BEGIN Raw records
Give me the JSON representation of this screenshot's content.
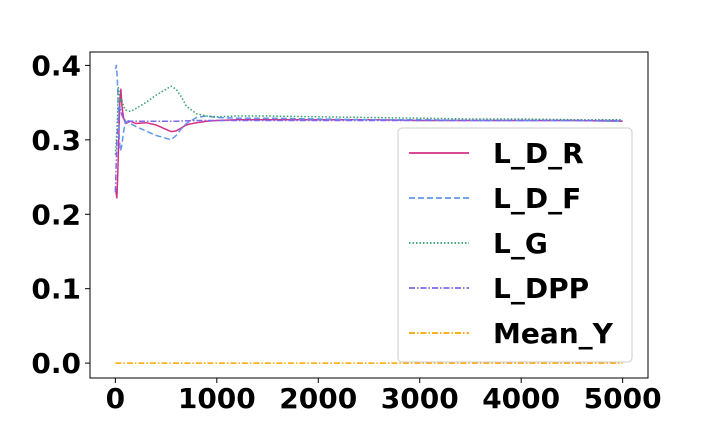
{
  "chart_data": {
    "type": "line",
    "title": "",
    "xlabel": "",
    "ylabel": "",
    "xlim": [
      -250,
      5250
    ],
    "ylim": [
      -0.02,
      0.418
    ],
    "x_ticks": [
      0,
      1000,
      2000,
      3000,
      4000,
      5000
    ],
    "x_tick_labels": [
      "0",
      "1000",
      "2000",
      "3000",
      "4000",
      "5000"
    ],
    "y_ticks": [
      0.0,
      0.1,
      0.2,
      0.3,
      0.4
    ],
    "y_tick_labels": [
      "0.0",
      "0.1",
      "0.2",
      "0.3",
      "0.4"
    ],
    "grid": false,
    "legend_position": "lower-right",
    "series": [
      {
        "name": "L_D_R",
        "color": "#d62f85",
        "dash": "solid",
        "x": [
          0,
          15,
          25,
          35,
          45,
          55,
          65,
          80,
          100,
          150,
          200,
          300,
          400,
          500,
          550,
          600,
          650,
          700,
          800,
          900,
          1000,
          1200,
          1500,
          2000,
          2500,
          3000,
          3500,
          4000,
          4500,
          5000
        ],
        "y": [
          0.235,
          0.222,
          0.26,
          0.31,
          0.355,
          0.368,
          0.345,
          0.33,
          0.322,
          0.325,
          0.322,
          0.323,
          0.32,
          0.314,
          0.311,
          0.312,
          0.316,
          0.32,
          0.323,
          0.325,
          0.326,
          0.327,
          0.327,
          0.327,
          0.327,
          0.326,
          0.326,
          0.326,
          0.326,
          0.325
        ]
      },
      {
        "name": "L_D_F",
        "color": "#6495ed",
        "dash": "dashed",
        "x": [
          0,
          10,
          20,
          30,
          40,
          50,
          60,
          80,
          100,
          150,
          200,
          300,
          400,
          500,
          550,
          600,
          650,
          700,
          800,
          900,
          1000,
          1200,
          1500,
          2000,
          2500,
          3000,
          3500,
          4000,
          4500,
          5000
        ],
        "y": [
          0.395,
          0.4,
          0.38,
          0.34,
          0.3,
          0.285,
          0.29,
          0.31,
          0.325,
          0.322,
          0.318,
          0.312,
          0.306,
          0.302,
          0.3,
          0.306,
          0.315,
          0.322,
          0.33,
          0.332,
          0.33,
          0.329,
          0.329,
          0.328,
          0.327,
          0.327,
          0.326,
          0.326,
          0.326,
          0.325
        ]
      },
      {
        "name": "L_G",
        "color": "#2e9e6b",
        "dash": "dotted",
        "x": [
          0,
          10,
          20,
          30,
          40,
          50,
          60,
          80,
          100,
          150,
          200,
          300,
          400,
          500,
          550,
          600,
          650,
          700,
          800,
          900,
          1000,
          1200,
          1500,
          2000,
          2500,
          3000,
          3500,
          4000,
          4500,
          5000
        ],
        "y": [
          0.28,
          0.3,
          0.33,
          0.37,
          0.36,
          0.35,
          0.355,
          0.345,
          0.34,
          0.338,
          0.342,
          0.35,
          0.36,
          0.368,
          0.372,
          0.368,
          0.358,
          0.345,
          0.335,
          0.332,
          0.331,
          0.332,
          0.332,
          0.331,
          0.33,
          0.329,
          0.328,
          0.328,
          0.327,
          0.327
        ]
      },
      {
        "name": "L_DPP",
        "color": "#7b68ee",
        "dash": "dashdot",
        "x": [
          0,
          15,
          30,
          45,
          60,
          80,
          100,
          150,
          200,
          400,
          600,
          800,
          1000,
          1500,
          2000,
          2500,
          3000,
          3500,
          4000,
          4500,
          5000
        ],
        "y": [
          0.23,
          0.3,
          0.33,
          0.345,
          0.335,
          0.328,
          0.326,
          0.325,
          0.325,
          0.325,
          0.325,
          0.326,
          0.326,
          0.326,
          0.326,
          0.326,
          0.326,
          0.326,
          0.326,
          0.326,
          0.326
        ]
      },
      {
        "name": "Mean_Y",
        "color": "#ffa500",
        "dash": "dashdot",
        "x": [
          0,
          5000
        ],
        "y": [
          0.0,
          0.0
        ]
      }
    ]
  }
}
END Raw records
Set exercise:
Count each line with "name" in it and report that figure by itself.

Solution:
5